Given problem: Output nothing but the number of lines that include the word "Enable".

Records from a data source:

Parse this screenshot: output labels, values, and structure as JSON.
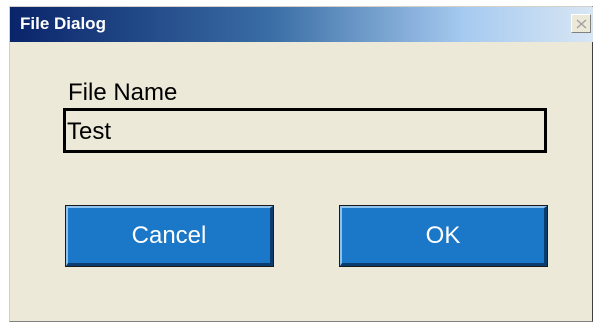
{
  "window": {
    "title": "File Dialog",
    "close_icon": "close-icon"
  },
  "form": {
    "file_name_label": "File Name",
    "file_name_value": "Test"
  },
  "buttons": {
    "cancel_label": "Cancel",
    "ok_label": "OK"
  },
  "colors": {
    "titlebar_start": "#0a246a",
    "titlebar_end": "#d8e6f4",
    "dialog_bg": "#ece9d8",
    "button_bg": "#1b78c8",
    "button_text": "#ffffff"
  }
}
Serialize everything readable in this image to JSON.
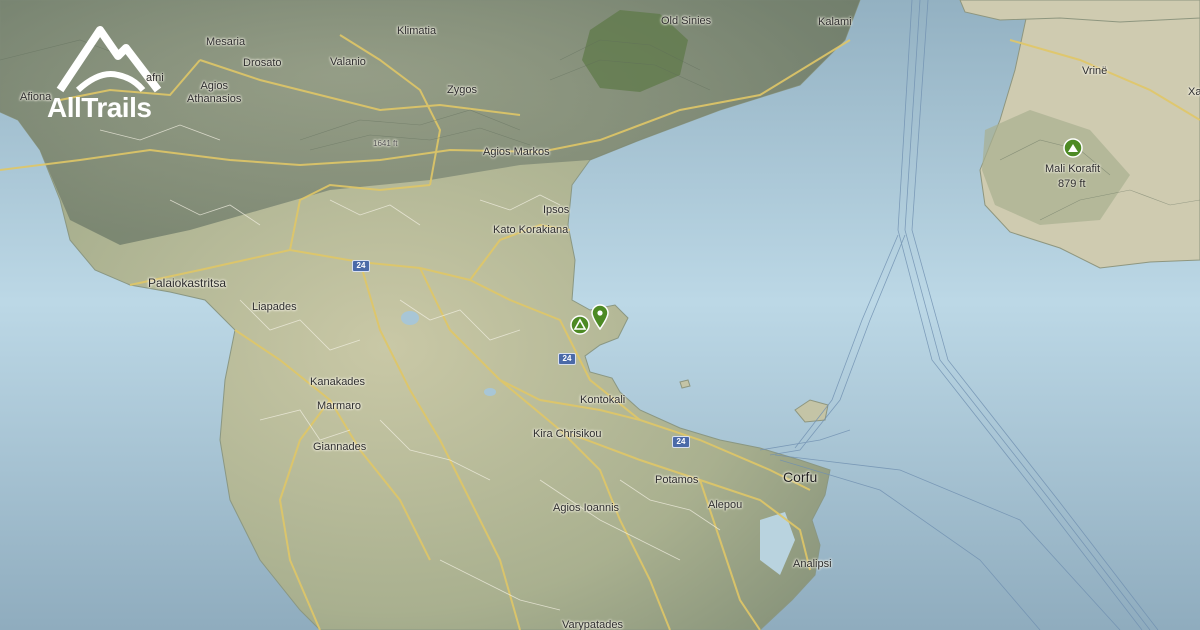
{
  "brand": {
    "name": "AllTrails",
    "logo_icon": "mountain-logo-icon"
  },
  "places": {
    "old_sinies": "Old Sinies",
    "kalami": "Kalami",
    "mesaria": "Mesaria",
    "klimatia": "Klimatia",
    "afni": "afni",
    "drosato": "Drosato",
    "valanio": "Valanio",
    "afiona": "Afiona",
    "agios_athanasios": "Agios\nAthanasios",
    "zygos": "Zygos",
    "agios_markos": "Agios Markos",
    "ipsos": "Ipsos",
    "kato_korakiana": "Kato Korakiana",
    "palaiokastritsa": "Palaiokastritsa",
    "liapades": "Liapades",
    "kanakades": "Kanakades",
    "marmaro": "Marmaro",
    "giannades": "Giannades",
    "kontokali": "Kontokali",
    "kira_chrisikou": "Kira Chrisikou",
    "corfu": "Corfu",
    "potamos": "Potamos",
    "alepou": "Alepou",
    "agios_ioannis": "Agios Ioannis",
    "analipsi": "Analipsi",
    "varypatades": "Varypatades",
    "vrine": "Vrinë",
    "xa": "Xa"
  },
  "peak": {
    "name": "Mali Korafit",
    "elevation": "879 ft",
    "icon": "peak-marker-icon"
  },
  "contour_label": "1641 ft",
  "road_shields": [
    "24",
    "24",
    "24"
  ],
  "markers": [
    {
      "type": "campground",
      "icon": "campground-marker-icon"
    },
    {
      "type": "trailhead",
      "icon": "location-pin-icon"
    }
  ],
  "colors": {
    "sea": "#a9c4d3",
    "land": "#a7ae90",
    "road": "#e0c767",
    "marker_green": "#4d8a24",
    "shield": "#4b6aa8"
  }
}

* * *

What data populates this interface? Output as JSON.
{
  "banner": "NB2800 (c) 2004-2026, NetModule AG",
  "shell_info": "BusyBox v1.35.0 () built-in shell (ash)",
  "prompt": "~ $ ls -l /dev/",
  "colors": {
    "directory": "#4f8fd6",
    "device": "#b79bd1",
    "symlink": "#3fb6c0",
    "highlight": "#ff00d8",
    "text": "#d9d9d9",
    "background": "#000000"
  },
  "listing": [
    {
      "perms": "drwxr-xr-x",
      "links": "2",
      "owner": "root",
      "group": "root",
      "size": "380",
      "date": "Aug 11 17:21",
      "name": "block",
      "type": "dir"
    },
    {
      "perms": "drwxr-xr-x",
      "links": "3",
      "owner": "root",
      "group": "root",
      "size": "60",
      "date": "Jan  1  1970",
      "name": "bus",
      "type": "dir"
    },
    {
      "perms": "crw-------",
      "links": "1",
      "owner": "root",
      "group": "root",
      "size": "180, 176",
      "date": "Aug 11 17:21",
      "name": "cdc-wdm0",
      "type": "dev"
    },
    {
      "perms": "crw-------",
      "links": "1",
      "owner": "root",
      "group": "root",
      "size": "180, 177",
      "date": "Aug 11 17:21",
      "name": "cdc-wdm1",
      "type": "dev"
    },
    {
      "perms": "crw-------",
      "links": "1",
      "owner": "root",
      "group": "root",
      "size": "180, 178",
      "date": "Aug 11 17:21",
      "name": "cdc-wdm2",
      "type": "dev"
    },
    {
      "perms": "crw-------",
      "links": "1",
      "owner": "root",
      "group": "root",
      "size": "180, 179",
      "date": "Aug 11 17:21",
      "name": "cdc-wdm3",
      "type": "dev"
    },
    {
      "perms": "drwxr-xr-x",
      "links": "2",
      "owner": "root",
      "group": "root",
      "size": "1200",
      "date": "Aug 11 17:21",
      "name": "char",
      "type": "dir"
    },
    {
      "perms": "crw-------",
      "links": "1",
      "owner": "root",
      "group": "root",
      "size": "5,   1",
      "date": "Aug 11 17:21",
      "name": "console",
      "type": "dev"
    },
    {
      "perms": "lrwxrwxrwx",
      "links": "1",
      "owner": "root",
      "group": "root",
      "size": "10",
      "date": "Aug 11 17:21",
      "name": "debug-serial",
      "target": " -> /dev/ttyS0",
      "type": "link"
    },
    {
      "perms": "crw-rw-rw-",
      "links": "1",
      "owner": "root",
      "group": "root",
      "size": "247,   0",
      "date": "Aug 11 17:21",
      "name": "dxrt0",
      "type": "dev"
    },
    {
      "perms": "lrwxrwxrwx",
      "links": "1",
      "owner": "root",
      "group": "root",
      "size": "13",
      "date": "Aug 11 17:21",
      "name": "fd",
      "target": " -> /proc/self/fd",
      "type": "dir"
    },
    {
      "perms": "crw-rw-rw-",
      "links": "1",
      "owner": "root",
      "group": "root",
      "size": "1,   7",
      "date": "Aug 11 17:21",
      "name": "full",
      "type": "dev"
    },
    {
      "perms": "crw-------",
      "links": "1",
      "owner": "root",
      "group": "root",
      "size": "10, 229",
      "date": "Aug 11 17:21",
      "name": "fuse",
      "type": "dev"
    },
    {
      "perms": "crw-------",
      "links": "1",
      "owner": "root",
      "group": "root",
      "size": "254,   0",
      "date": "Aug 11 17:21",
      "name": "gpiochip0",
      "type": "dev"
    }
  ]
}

...

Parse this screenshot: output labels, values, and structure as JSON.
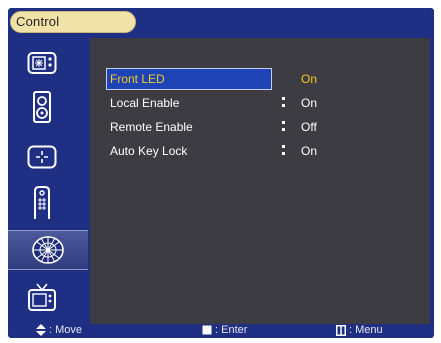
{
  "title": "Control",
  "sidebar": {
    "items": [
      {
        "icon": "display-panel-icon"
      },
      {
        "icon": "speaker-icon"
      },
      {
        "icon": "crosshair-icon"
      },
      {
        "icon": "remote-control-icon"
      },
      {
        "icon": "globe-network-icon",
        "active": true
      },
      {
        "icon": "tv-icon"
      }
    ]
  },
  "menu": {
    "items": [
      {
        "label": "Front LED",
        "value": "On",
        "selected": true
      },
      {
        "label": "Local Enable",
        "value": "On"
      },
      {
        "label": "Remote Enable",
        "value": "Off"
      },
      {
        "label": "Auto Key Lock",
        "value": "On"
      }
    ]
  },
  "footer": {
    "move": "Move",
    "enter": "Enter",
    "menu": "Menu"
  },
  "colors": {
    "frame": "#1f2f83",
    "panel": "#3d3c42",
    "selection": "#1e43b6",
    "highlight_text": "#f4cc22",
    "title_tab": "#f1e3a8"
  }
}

Complete answer: 2